Return all lines where the word "JSON" can be found.

□ □ □ □ □

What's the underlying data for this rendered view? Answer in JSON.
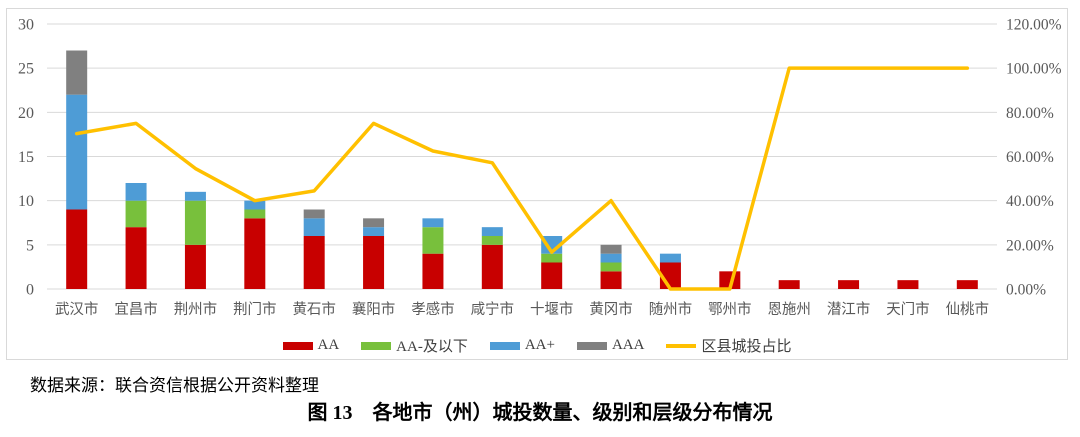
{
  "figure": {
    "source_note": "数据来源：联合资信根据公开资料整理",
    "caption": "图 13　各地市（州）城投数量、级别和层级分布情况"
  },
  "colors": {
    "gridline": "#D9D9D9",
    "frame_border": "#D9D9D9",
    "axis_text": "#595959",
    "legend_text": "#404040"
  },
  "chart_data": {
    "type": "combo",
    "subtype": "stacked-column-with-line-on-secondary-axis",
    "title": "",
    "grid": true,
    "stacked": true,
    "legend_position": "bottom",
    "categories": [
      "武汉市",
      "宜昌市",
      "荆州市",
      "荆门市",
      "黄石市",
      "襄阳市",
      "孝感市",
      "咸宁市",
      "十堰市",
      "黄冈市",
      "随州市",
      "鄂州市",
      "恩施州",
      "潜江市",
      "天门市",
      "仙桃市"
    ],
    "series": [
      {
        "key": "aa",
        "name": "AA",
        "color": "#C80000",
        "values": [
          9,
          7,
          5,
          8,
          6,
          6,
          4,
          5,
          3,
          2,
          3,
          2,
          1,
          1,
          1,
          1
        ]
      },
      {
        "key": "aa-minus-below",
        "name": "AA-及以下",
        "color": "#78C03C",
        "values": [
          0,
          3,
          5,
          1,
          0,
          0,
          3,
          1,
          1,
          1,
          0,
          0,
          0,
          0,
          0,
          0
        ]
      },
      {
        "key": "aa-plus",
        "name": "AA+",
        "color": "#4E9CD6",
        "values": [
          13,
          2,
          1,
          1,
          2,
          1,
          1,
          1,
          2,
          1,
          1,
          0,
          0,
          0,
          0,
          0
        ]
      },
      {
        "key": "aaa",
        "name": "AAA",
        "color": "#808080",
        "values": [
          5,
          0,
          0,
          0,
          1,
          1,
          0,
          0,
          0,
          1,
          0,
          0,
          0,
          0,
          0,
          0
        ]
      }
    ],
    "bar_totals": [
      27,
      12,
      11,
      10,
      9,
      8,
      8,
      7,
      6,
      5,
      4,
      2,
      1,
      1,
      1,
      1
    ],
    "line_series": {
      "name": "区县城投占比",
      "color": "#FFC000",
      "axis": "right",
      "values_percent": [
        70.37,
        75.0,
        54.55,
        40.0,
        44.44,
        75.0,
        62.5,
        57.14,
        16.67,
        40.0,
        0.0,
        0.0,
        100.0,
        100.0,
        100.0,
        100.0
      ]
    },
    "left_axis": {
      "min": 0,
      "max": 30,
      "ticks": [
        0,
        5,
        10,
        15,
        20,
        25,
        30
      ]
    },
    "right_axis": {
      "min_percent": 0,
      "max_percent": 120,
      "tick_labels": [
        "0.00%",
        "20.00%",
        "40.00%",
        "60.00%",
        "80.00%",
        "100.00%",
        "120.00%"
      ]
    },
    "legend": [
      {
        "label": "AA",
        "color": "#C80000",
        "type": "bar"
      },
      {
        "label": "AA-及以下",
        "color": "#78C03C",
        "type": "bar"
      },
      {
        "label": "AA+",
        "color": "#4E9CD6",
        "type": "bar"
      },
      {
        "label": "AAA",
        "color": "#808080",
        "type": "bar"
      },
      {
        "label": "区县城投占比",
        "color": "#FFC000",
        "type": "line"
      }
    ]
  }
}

□ □ □ □ □

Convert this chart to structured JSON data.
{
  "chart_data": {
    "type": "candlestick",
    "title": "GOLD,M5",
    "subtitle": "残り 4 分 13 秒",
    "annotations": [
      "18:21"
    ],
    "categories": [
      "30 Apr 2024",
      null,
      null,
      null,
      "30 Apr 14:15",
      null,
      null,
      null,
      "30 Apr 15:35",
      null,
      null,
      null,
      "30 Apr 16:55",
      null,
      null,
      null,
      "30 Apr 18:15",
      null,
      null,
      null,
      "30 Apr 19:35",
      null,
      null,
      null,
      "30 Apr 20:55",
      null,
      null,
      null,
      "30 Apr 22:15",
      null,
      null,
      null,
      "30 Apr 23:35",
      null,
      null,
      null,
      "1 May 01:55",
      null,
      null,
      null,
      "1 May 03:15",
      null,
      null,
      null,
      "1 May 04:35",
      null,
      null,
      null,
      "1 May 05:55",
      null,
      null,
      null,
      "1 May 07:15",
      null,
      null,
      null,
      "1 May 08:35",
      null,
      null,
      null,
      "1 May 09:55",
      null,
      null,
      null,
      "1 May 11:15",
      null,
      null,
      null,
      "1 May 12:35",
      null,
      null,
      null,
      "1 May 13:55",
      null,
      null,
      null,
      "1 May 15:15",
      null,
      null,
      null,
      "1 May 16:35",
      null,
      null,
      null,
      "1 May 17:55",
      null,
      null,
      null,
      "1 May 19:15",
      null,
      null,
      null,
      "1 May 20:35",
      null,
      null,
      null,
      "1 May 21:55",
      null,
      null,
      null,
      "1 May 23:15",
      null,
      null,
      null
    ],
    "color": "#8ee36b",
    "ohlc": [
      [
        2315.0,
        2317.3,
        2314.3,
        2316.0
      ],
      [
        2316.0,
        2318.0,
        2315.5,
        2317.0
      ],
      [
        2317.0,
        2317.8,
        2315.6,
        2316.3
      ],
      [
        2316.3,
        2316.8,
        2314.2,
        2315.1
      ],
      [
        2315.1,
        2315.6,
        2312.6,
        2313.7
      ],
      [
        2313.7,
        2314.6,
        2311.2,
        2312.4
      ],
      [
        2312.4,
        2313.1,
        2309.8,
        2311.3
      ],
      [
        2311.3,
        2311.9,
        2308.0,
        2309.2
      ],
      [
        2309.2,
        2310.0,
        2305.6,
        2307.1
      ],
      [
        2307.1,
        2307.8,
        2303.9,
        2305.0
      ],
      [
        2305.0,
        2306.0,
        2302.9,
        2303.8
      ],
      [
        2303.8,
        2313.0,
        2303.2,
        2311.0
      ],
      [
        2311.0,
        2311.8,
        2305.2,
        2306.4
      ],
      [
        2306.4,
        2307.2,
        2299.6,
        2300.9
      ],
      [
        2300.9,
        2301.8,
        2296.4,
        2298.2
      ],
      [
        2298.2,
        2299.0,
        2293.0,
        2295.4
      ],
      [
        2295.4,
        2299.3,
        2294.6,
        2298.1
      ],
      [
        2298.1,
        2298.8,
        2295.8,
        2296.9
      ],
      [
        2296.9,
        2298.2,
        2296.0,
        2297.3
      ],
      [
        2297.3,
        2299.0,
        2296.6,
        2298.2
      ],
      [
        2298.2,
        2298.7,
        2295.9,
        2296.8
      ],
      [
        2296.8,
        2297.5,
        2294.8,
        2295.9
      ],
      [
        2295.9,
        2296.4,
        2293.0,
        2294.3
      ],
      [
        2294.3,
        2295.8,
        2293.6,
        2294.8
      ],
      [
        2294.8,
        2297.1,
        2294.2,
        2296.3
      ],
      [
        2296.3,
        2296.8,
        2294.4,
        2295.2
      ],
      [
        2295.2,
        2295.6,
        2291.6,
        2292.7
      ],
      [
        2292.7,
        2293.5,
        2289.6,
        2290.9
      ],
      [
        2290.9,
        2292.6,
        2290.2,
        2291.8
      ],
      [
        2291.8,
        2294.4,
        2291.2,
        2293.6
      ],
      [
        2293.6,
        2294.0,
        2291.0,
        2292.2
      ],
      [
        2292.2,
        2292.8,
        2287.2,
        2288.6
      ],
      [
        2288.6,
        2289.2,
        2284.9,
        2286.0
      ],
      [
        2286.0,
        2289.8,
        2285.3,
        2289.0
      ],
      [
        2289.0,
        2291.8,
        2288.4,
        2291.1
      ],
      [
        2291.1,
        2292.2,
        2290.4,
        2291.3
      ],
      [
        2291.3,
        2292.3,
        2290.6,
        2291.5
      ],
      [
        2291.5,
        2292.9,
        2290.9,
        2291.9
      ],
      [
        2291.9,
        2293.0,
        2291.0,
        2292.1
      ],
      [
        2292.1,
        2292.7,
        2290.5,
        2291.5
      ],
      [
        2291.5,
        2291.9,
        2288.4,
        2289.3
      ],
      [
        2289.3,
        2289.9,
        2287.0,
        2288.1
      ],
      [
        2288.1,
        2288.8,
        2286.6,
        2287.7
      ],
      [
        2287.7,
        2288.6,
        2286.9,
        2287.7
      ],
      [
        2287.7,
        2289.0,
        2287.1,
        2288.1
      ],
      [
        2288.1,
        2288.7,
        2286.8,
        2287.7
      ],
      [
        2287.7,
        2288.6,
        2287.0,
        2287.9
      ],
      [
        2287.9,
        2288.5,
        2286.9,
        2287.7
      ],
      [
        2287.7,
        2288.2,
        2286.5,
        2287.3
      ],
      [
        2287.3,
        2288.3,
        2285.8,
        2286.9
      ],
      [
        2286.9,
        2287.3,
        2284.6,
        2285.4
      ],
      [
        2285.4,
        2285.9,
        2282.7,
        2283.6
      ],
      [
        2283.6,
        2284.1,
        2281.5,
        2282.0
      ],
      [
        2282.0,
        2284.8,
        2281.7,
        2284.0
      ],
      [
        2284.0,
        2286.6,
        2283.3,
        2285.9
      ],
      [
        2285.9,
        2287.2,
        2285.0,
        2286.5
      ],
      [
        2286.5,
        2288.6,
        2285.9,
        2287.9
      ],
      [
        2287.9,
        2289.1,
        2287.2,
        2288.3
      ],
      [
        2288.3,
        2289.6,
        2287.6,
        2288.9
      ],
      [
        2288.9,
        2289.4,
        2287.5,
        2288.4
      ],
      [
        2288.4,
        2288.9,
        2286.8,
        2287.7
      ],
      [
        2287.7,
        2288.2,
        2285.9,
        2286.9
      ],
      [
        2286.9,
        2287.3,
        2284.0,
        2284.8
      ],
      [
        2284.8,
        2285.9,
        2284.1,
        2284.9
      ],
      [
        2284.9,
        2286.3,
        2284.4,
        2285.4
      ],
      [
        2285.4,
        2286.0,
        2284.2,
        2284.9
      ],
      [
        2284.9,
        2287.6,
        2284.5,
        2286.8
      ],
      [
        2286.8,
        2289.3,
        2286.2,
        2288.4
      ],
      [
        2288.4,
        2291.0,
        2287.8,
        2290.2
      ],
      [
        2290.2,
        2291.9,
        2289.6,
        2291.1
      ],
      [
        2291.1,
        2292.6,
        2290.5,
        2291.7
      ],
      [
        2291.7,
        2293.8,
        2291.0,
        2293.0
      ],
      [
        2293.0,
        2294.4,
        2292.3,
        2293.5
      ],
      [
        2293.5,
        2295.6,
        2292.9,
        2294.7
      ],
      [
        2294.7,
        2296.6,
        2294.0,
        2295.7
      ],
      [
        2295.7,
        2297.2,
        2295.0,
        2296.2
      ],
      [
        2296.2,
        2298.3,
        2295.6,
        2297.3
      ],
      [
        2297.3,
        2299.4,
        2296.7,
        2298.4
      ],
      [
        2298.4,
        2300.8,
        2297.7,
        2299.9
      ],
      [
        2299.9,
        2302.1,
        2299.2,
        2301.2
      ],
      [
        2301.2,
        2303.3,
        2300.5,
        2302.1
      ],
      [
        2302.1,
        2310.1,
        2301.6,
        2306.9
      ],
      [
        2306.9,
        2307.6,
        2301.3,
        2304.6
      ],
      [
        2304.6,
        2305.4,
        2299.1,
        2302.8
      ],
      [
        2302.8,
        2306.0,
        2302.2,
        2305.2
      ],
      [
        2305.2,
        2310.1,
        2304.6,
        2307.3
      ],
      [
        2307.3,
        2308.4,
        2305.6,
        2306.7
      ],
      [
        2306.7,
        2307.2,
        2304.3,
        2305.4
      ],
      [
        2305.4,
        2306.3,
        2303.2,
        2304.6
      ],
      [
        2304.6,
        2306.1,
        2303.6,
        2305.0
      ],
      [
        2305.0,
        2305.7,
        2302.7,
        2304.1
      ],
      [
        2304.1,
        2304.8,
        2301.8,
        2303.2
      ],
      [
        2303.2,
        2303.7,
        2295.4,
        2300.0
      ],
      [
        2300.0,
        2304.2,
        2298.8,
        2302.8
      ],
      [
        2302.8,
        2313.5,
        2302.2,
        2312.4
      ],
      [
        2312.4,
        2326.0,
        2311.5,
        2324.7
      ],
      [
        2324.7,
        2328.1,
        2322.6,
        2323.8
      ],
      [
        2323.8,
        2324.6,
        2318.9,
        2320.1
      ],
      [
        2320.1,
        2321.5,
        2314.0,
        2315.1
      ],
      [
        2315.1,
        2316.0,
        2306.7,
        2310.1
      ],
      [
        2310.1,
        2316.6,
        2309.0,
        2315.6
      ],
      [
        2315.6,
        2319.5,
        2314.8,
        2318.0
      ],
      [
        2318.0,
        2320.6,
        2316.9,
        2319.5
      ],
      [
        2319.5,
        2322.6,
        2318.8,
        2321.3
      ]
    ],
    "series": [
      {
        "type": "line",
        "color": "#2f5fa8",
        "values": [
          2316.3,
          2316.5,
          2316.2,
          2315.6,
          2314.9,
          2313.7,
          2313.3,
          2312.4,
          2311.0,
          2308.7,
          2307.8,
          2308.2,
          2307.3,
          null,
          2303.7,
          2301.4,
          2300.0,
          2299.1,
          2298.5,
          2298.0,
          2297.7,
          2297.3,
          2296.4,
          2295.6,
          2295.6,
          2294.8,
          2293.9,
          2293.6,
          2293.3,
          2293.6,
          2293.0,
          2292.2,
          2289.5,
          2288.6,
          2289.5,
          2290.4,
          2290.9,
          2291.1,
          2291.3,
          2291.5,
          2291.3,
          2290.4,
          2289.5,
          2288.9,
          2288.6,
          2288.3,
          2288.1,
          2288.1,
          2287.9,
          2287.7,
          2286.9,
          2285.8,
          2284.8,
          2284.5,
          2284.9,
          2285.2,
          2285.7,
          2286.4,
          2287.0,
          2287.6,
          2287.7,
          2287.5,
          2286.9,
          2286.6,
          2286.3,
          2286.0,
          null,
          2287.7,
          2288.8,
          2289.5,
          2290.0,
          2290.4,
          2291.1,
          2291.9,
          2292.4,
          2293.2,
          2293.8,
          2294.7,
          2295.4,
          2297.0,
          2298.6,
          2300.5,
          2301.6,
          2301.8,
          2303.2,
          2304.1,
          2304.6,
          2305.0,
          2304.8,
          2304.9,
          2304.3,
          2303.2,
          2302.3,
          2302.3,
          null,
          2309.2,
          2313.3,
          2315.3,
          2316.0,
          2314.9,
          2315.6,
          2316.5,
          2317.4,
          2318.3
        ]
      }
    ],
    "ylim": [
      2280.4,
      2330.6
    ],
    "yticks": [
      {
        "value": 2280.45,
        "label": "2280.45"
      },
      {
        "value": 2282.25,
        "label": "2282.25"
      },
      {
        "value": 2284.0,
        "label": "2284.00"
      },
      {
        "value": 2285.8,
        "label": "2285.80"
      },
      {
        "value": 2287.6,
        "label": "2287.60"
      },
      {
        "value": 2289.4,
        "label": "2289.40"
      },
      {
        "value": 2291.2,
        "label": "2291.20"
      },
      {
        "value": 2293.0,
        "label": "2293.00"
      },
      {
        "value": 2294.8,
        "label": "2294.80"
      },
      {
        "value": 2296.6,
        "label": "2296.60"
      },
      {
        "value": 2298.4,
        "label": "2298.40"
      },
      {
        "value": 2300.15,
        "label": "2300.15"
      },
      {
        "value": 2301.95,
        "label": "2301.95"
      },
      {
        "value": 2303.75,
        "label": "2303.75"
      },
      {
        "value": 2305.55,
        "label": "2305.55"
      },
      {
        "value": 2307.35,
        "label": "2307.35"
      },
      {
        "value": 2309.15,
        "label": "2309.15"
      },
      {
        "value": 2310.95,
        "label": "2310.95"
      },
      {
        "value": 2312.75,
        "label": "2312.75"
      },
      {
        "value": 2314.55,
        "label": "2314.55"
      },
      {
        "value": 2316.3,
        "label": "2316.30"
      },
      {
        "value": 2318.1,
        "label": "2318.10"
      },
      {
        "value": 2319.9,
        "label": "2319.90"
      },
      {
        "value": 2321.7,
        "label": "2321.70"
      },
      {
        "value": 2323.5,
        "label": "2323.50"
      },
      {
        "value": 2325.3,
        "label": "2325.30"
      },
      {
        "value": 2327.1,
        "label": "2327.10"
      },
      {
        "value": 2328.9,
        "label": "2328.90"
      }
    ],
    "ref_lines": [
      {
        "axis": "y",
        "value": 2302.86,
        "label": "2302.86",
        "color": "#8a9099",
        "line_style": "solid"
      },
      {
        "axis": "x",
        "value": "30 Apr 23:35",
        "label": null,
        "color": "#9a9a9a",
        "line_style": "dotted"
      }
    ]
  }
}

□ □ □ □ □

[RIGHT ANSWER]
What's the underlying data for this rendered view? Answer in JSON.
Convert this chart to structured JSON data.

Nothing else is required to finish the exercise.